Start

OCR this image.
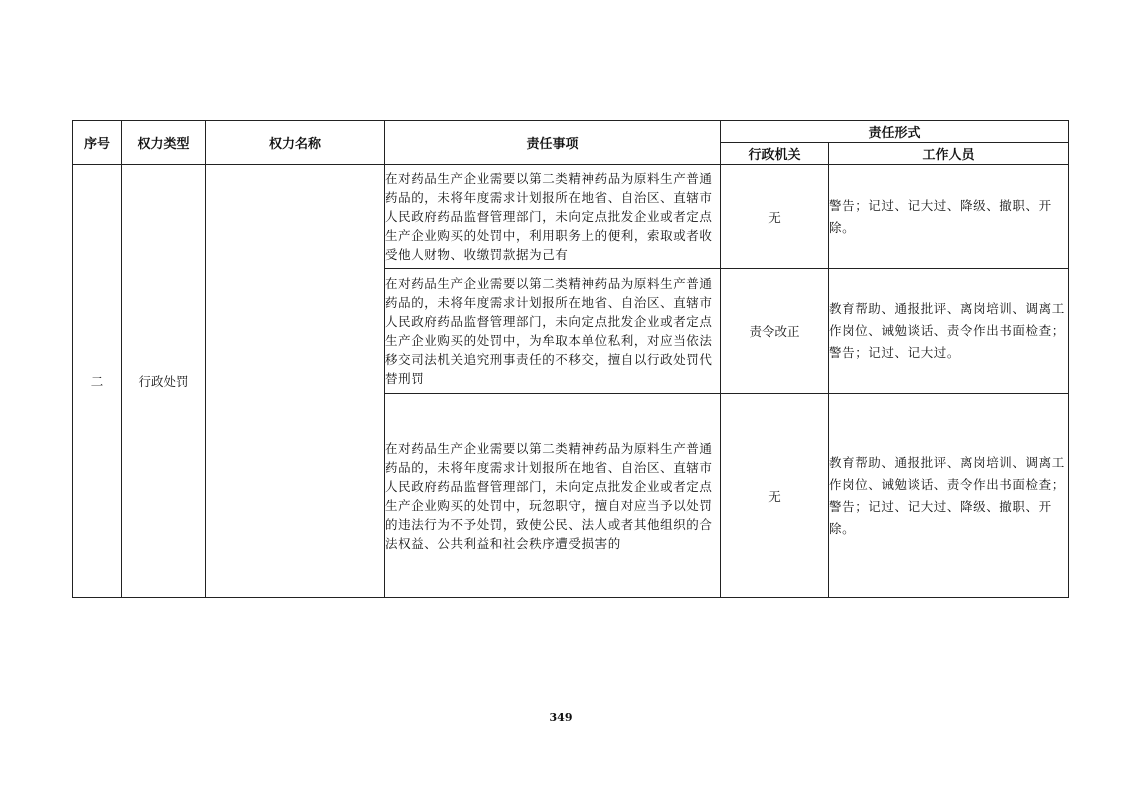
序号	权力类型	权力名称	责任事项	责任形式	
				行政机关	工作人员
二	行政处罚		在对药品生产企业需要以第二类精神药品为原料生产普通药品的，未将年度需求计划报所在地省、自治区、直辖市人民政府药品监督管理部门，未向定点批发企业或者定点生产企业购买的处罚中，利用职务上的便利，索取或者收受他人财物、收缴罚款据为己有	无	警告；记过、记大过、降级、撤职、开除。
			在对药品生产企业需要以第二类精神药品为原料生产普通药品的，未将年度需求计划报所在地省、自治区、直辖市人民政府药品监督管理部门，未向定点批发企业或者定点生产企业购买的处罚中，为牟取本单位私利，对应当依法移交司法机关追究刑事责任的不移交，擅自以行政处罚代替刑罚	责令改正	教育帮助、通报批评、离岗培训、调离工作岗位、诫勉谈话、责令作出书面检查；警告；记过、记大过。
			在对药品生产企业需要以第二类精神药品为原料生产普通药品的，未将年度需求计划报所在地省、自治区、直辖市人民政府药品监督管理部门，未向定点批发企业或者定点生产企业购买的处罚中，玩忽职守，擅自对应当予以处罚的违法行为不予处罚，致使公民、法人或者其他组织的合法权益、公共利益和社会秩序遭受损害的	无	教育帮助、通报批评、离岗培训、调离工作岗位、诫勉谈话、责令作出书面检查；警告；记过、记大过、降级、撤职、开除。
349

End

The request:
Exclude the pictures and transcribe all of the entries exactly.

Problem solution:
OCR this image.
序号	权力类型	权力名称	责任事项	责任形式	
				行政机关	工作人员
二	行政处罚		在对药品生产企业需要以第二类精神药品为原料生产普通药品的，未将年度需求计划报所在地省、自治区、直辖市人民政府药品监督管理部门，未向定点批发企业或者定点生产企业购买的处罚中，利用职务上的便利，索取或者收受他人财物、收缴罚款据为己有	无	警告；记过、记大过、降级、撤职、开除。
			在对药品生产企业需要以第二类精神药品为原料生产普通药品的，未将年度需求计划报所在地省、自治区、直辖市人民政府药品监督管理部门，未向定点批发企业或者定点生产企业购买的处罚中，为牟取本单位私利，对应当依法移交司法机关追究刑事责任的不移交，擅自以行政处罚代替刑罚	责令改正	教育帮助、通报批评、离岗培训、调离工作岗位、诫勉谈话、责令作出书面检查；警告；记过、记大过。
			在对药品生产企业需要以第二类精神药品为原料生产普通药品的，未将年度需求计划报所在地省、自治区、直辖市人民政府药品监督管理部门，未向定点批发企业或者定点生产企业购买的处罚中，玩忽职守，擅自对应当予以处罚的违法行为不予处罚，致使公民、法人或者其他组织的合法权益、公共利益和社会秩序遭受损害的	无	教育帮助、通报批评、离岗培训、调离工作岗位、诫勉谈话、责令作出书面检查；警告；记过、记大过、降级、撤职、开除。
349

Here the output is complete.